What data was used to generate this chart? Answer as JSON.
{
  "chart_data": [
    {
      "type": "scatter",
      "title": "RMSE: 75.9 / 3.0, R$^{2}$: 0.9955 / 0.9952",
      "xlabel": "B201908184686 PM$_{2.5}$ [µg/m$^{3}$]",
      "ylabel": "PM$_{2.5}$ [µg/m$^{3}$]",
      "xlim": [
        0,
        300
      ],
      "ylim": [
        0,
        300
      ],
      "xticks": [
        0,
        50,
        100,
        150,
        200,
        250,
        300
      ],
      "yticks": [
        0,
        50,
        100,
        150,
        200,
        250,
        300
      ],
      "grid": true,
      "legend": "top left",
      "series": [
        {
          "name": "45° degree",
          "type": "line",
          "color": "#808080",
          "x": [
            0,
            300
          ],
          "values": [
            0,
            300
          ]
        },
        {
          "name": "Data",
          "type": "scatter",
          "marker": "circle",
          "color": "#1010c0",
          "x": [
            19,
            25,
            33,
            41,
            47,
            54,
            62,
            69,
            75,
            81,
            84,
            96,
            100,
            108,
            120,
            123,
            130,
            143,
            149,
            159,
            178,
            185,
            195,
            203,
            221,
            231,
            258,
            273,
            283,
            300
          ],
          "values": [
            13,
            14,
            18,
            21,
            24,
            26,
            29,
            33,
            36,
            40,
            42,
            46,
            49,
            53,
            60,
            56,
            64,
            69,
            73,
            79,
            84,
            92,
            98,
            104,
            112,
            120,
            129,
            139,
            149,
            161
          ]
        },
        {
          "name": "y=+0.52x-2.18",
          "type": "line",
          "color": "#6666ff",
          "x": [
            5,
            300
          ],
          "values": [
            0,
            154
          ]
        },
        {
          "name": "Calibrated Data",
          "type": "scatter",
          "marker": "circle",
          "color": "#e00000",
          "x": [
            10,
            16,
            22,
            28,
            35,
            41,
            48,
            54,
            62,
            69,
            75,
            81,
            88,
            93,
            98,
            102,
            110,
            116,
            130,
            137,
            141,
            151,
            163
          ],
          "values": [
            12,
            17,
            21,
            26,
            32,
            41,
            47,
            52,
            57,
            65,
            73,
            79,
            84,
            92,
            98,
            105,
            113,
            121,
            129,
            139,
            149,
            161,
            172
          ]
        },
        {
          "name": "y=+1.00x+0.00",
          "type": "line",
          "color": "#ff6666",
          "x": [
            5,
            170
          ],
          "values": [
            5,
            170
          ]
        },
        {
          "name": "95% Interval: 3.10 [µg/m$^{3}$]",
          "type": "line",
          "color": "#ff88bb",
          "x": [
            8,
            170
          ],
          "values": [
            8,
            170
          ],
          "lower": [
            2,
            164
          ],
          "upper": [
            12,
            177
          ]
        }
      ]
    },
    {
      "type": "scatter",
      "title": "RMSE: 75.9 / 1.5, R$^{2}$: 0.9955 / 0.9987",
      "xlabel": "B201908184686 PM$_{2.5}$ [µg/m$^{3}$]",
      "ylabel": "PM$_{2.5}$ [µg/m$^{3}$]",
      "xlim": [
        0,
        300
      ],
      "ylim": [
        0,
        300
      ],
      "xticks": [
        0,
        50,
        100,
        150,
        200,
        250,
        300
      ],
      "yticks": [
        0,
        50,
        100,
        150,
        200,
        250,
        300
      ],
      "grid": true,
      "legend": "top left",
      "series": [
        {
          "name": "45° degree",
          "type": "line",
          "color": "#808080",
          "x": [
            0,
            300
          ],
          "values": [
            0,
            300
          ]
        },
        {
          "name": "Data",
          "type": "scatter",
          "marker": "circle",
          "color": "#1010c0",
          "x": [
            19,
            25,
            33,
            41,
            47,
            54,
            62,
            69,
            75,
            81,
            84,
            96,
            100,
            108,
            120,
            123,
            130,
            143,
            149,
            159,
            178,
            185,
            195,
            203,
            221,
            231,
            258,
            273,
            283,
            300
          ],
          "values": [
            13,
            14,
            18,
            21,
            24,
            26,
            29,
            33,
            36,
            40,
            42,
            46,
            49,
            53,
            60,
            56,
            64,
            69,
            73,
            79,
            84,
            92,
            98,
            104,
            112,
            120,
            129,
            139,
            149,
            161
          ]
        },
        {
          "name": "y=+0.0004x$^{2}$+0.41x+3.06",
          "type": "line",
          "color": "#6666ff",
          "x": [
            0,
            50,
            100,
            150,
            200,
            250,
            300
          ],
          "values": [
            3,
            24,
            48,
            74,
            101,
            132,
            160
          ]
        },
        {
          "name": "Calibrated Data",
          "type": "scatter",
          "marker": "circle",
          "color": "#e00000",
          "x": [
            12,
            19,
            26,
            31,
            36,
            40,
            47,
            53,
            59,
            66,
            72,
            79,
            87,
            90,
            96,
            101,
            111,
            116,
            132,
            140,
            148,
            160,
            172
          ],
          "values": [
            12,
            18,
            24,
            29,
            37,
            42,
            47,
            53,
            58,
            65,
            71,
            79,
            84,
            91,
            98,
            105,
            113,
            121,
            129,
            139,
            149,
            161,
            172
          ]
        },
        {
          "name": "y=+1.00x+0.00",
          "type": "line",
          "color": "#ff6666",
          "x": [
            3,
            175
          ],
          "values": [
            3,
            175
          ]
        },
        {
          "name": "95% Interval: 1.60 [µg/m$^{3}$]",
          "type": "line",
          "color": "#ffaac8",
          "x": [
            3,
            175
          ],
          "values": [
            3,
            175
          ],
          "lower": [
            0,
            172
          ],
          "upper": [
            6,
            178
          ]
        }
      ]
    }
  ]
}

◆ ◆ ◆ ◆ ◆

Stated problem
Go through the entries and repeat each one exactly.

Complete answer
What data was used to generate this chart? Answer as JSON.
{
  "chart_data": [
    {
      "type": "scatter",
      "title": "RMSE: 75.9 / 3.0, R$^{2}$: 0.9955 / 0.9952",
      "xlabel": "B201908184686 PM$_{2.5}$ [µg/m$^{3}$]",
      "ylabel": "PM$_{2.5}$ [µg/m$^{3}$]",
      "xlim": [
        0,
        300
      ],
      "ylim": [
        0,
        300
      ],
      "xticks": [
        0,
        50,
        100,
        150,
        200,
        250,
        300
      ],
      "yticks": [
        0,
        50,
        100,
        150,
        200,
        250,
        300
      ],
      "grid": true,
      "legend": "top left",
      "series": [
        {
          "name": "45° degree",
          "type": "line",
          "color": "#808080",
          "x": [
            0,
            300
          ],
          "values": [
            0,
            300
          ]
        },
        {
          "name": "Data",
          "type": "scatter",
          "marker": "circle",
          "color": "#1010c0",
          "x": [
            19,
            25,
            33,
            41,
            47,
            54,
            62,
            69,
            75,
            81,
            84,
            96,
            100,
            108,
            120,
            123,
            130,
            143,
            149,
            159,
            178,
            185,
            195,
            203,
            221,
            231,
            258,
            273,
            283,
            300
          ],
          "values": [
            13,
            14,
            18,
            21,
            24,
            26,
            29,
            33,
            36,
            40,
            42,
            46,
            49,
            53,
            60,
            56,
            64,
            69,
            73,
            79,
            84,
            92,
            98,
            104,
            112,
            120,
            129,
            139,
            149,
            161
          ]
        },
        {
          "name": "y=+0.52x-2.18",
          "type": "line",
          "color": "#6666ff",
          "x": [
            5,
            300
          ],
          "values": [
            0,
            154
          ]
        },
        {
          "name": "Calibrated Data",
          "type": "scatter",
          "marker": "circle",
          "color": "#e00000",
          "x": [
            10,
            16,
            22,
            28,
            35,
            41,
            48,
            54,
            62,
            69,
            75,
            81,
            88,
            93,
            98,
            102,
            110,
            116,
            130,
            137,
            141,
            151,
            163
          ],
          "values": [
            12,
            17,
            21,
            26,
            32,
            41,
            47,
            52,
            57,
            65,
            73,
            79,
            84,
            92,
            98,
            105,
            113,
            121,
            129,
            139,
            149,
            161,
            172
          ]
        },
        {
          "name": "y=+1.00x+0.00",
          "type": "line",
          "color": "#ff6666",
          "x": [
            5,
            170
          ],
          "values": [
            5,
            170
          ]
        },
        {
          "name": "95% Interval: 3.10 [µg/m$^{3}$]",
          "type": "line",
          "color": "#ff88bb",
          "x": [
            8,
            170
          ],
          "values": [
            8,
            170
          ],
          "lower": [
            2,
            164
          ],
          "upper": [
            12,
            177
          ]
        }
      ]
    },
    {
      "type": "scatter",
      "title": "RMSE: 75.9 / 1.5, R$^{2}$: 0.9955 / 0.9987",
      "xlabel": "B201908184686 PM$_{2.5}$ [µg/m$^{3}$]",
      "ylabel": "PM$_{2.5}$ [µg/m$^{3}$]",
      "xlim": [
        0,
        300
      ],
      "ylim": [
        0,
        300
      ],
      "xticks": [
        0,
        50,
        100,
        150,
        200,
        250,
        300
      ],
      "yticks": [
        0,
        50,
        100,
        150,
        200,
        250,
        300
      ],
      "grid": true,
      "legend": "top left",
      "series": [
        {
          "name": "45° degree",
          "type": "line",
          "color": "#808080",
          "x": [
            0,
            300
          ],
          "values": [
            0,
            300
          ]
        },
        {
          "name": "Data",
          "type": "scatter",
          "marker": "circle",
          "color": "#1010c0",
          "x": [
            19,
            25,
            33,
            41,
            47,
            54,
            62,
            69,
            75,
            81,
            84,
            96,
            100,
            108,
            120,
            123,
            130,
            143,
            149,
            159,
            178,
            185,
            195,
            203,
            221,
            231,
            258,
            273,
            283,
            300
          ],
          "values": [
            13,
            14,
            18,
            21,
            24,
            26,
            29,
            33,
            36,
            40,
            42,
            46,
            49,
            53,
            60,
            56,
            64,
            69,
            73,
            79,
            84,
            92,
            98,
            104,
            112,
            120,
            129,
            139,
            149,
            161
          ]
        },
        {
          "name": "y=+0.0004x$^{2}$+0.41x+3.06",
          "type": "line",
          "color": "#6666ff",
          "x": [
            0,
            50,
            100,
            150,
            200,
            250,
            300
          ],
          "values": [
            3,
            24,
            48,
            74,
            101,
            132,
            160
          ]
        },
        {
          "name": "Calibrated Data",
          "type": "scatter",
          "marker": "circle",
          "color": "#e00000",
          "x": [
            12,
            19,
            26,
            31,
            36,
            40,
            47,
            53,
            59,
            66,
            72,
            79,
            87,
            90,
            96,
            101,
            111,
            116,
            132,
            140,
            148,
            160,
            172
          ],
          "values": [
            12,
            18,
            24,
            29,
            37,
            42,
            47,
            53,
            58,
            65,
            71,
            79,
            84,
            91,
            98,
            105,
            113,
            121,
            129,
            139,
            149,
            161,
            172
          ]
        },
        {
          "name": "y=+1.00x+0.00",
          "type": "line",
          "color": "#ff6666",
          "x": [
            3,
            175
          ],
          "values": [
            3,
            175
          ]
        },
        {
          "name": "95% Interval: 1.60 [µg/m$^{3}$]",
          "type": "line",
          "color": "#ffaac8",
          "x": [
            3,
            175
          ],
          "values": [
            3,
            175
          ],
          "lower": [
            0,
            172
          ],
          "upper": [
            6,
            178
          ]
        }
      ]
    }
  ]
}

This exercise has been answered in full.